## start

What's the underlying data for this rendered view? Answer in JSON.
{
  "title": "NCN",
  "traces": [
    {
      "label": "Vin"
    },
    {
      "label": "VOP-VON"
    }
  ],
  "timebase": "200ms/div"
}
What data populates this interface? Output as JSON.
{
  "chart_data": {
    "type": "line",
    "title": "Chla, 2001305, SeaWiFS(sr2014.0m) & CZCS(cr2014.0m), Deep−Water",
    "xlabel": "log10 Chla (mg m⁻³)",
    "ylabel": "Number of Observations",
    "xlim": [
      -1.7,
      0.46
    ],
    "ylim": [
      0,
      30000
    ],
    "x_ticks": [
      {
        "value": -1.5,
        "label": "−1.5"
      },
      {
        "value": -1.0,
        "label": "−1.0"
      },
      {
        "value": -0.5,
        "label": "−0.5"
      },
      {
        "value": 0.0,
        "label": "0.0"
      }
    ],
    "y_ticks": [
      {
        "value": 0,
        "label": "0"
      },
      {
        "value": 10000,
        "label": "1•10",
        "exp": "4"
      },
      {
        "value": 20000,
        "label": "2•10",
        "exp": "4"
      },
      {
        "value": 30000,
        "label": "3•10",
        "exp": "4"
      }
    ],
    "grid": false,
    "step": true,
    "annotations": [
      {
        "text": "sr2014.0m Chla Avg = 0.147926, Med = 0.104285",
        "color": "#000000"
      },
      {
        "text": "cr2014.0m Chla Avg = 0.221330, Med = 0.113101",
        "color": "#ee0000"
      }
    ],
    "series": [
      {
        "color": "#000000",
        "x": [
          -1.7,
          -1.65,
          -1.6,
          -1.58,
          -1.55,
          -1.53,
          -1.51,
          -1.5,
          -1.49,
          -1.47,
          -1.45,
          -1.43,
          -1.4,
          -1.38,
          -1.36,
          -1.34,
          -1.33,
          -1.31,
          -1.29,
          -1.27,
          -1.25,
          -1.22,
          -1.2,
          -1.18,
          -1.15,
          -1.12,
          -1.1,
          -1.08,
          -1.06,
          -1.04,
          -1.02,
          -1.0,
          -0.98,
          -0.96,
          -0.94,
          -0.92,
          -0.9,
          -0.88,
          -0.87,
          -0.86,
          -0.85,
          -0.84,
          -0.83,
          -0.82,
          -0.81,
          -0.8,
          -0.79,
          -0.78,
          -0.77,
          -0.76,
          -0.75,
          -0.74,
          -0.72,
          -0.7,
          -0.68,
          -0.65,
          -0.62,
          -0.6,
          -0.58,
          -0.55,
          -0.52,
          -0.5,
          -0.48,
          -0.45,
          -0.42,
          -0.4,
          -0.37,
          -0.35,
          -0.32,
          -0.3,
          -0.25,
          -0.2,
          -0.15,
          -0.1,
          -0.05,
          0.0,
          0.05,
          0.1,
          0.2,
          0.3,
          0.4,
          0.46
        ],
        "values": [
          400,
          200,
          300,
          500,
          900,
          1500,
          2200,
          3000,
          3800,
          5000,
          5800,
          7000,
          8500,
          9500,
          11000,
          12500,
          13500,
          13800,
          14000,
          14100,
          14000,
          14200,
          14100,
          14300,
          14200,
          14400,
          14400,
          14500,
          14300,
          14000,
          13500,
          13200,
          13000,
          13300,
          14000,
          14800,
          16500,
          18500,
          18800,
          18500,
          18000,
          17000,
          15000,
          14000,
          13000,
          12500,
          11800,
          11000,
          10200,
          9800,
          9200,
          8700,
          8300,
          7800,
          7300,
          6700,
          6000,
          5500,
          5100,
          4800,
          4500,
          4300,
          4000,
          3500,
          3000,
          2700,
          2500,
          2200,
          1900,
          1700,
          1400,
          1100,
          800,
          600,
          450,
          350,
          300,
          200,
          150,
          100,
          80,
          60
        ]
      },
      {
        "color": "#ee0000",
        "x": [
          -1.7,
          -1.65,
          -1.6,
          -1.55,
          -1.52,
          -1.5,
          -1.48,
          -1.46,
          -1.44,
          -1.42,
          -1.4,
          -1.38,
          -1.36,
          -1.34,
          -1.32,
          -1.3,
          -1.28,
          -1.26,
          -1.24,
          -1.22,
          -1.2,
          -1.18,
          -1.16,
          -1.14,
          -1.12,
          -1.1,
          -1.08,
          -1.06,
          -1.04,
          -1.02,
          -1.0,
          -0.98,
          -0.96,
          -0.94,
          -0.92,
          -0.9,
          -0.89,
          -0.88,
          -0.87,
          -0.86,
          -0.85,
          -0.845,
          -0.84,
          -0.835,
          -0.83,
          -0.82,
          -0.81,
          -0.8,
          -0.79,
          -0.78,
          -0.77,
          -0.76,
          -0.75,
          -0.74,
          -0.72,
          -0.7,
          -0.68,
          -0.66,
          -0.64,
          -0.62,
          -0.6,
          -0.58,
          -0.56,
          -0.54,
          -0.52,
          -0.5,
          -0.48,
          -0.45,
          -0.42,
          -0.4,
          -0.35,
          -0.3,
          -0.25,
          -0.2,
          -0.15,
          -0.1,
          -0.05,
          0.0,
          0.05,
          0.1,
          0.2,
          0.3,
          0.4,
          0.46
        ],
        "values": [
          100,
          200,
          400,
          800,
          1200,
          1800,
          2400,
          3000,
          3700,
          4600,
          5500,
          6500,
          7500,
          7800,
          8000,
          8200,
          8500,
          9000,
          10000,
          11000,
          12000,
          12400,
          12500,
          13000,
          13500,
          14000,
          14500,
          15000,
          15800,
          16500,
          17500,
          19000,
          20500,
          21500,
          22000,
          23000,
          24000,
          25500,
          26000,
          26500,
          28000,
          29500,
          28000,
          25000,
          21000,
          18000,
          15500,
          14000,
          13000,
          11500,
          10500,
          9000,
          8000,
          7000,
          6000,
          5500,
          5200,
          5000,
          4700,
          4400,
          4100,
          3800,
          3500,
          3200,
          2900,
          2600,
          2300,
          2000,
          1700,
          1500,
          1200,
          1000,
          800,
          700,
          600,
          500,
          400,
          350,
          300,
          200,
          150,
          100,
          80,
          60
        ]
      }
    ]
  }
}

## end

Reproduce the material precisely, including every line.

What's the underlying data for this rendered view? Answer in JSON.
{
  "title": "NCN",
  "traces": [
    {
      "label": "Vin"
    },
    {
      "label": "VOP-VON"
    }
  ],
  "timebase": "200ms/div"
}
What data populates this interface? Output as JSON.
{
  "chart_data": {
    "type": "line",
    "title": "Chla, 2001305, SeaWiFS(sr2014.0m) & CZCS(cr2014.0m), Deep−Water",
    "xlabel": "log10 Chla (mg m⁻³)",
    "ylabel": "Number of Observations",
    "xlim": [
      -1.7,
      0.46
    ],
    "ylim": [
      0,
      30000
    ],
    "x_ticks": [
      {
        "value": -1.5,
        "label": "−1.5"
      },
      {
        "value": -1.0,
        "label": "−1.0"
      },
      {
        "value": -0.5,
        "label": "−0.5"
      },
      {
        "value": 0.0,
        "label": "0.0"
      }
    ],
    "y_ticks": [
      {
        "value": 0,
        "label": "0"
      },
      {
        "value": 10000,
        "label": "1•10",
        "exp": "4"
      },
      {
        "value": 20000,
        "label": "2•10",
        "exp": "4"
      },
      {
        "value": 30000,
        "label": "3•10",
        "exp": "4"
      }
    ],
    "grid": false,
    "step": true,
    "annotations": [
      {
        "text": "sr2014.0m Chla Avg = 0.147926, Med = 0.104285",
        "color": "#000000"
      },
      {
        "text": "cr2014.0m Chla Avg = 0.221330, Med = 0.113101",
        "color": "#ee0000"
      }
    ],
    "series": [
      {
        "color": "#000000",
        "x": [
          -1.7,
          -1.65,
          -1.6,
          -1.58,
          -1.55,
          -1.53,
          -1.51,
          -1.5,
          -1.49,
          -1.47,
          -1.45,
          -1.43,
          -1.4,
          -1.38,
          -1.36,
          -1.34,
          -1.33,
          -1.31,
          -1.29,
          -1.27,
          -1.25,
          -1.22,
          -1.2,
          -1.18,
          -1.15,
          -1.12,
          -1.1,
          -1.08,
          -1.06,
          -1.04,
          -1.02,
          -1.0,
          -0.98,
          -0.96,
          -0.94,
          -0.92,
          -0.9,
          -0.88,
          -0.87,
          -0.86,
          -0.85,
          -0.84,
          -0.83,
          -0.82,
          -0.81,
          -0.8,
          -0.79,
          -0.78,
          -0.77,
          -0.76,
          -0.75,
          -0.74,
          -0.72,
          -0.7,
          -0.68,
          -0.65,
          -0.62,
          -0.6,
          -0.58,
          -0.55,
          -0.52,
          -0.5,
          -0.48,
          -0.45,
          -0.42,
          -0.4,
          -0.37,
          -0.35,
          -0.32,
          -0.3,
          -0.25,
          -0.2,
          -0.15,
          -0.1,
          -0.05,
          0.0,
          0.05,
          0.1,
          0.2,
          0.3,
          0.4,
          0.46
        ],
        "values": [
          400,
          200,
          300,
          500,
          900,
          1500,
          2200,
          3000,
          3800,
          5000,
          5800,
          7000,
          8500,
          9500,
          11000,
          12500,
          13500,
          13800,
          14000,
          14100,
          14000,
          14200,
          14100,
          14300,
          14200,
          14400,
          14400,
          14500,
          14300,
          14000,
          13500,
          13200,
          13000,
          13300,
          14000,
          14800,
          16500,
          18500,
          18800,
          18500,
          18000,
          17000,
          15000,
          14000,
          13000,
          12500,
          11800,
          11000,
          10200,
          9800,
          9200,
          8700,
          8300,
          7800,
          7300,
          6700,
          6000,
          5500,
          5100,
          4800,
          4500,
          4300,
          4000,
          3500,
          3000,
          2700,
          2500,
          2200,
          1900,
          1700,
          1400,
          1100,
          800,
          600,
          450,
          350,
          300,
          200,
          150,
          100,
          80,
          60
        ]
      },
      {
        "color": "#ee0000",
        "x": [
          -1.7,
          -1.65,
          -1.6,
          -1.55,
          -1.52,
          -1.5,
          -1.48,
          -1.46,
          -1.44,
          -1.42,
          -1.4,
          -1.38,
          -1.36,
          -1.34,
          -1.32,
          -1.3,
          -1.28,
          -1.26,
          -1.24,
          -1.22,
          -1.2,
          -1.18,
          -1.16,
          -1.14,
          -1.12,
          -1.1,
          -1.08,
          -1.06,
          -1.04,
          -1.02,
          -1.0,
          -0.98,
          -0.96,
          -0.94,
          -0.92,
          -0.9,
          -0.89,
          -0.88,
          -0.87,
          -0.86,
          -0.85,
          -0.845,
          -0.84,
          -0.835,
          -0.83,
          -0.82,
          -0.81,
          -0.8,
          -0.79,
          -0.78,
          -0.77,
          -0.76,
          -0.75,
          -0.74,
          -0.72,
          -0.7,
          -0.68,
          -0.66,
          -0.64,
          -0.62,
          -0.6,
          -0.58,
          -0.56,
          -0.54,
          -0.52,
          -0.5,
          -0.48,
          -0.45,
          -0.42,
          -0.4,
          -0.35,
          -0.3,
          -0.25,
          -0.2,
          -0.15,
          -0.1,
          -0.05,
          0.0,
          0.05,
          0.1,
          0.2,
          0.3,
          0.4,
          0.46
        ],
        "values": [
          100,
          200,
          400,
          800,
          1200,
          1800,
          2400,
          3000,
          3700,
          4600,
          5500,
          6500,
          7500,
          7800,
          8000,
          8200,
          8500,
          9000,
          10000,
          11000,
          12000,
          12400,
          12500,
          13000,
          13500,
          14000,
          14500,
          15000,
          15800,
          16500,
          17500,
          19000,
          20500,
          21500,
          22000,
          23000,
          24000,
          25500,
          26000,
          26500,
          28000,
          29500,
          28000,
          25000,
          21000,
          18000,
          15500,
          14000,
          13000,
          11500,
          10500,
          9000,
          8000,
          7000,
          6000,
          5500,
          5200,
          5000,
          4700,
          4400,
          4100,
          3800,
          3500,
          3200,
          2900,
          2600,
          2300,
          2000,
          1700,
          1500,
          1200,
          1000,
          800,
          700,
          600,
          500,
          400,
          350,
          300,
          200,
          150,
          100,
          80,
          60
        ]
      }
    ]
  }
}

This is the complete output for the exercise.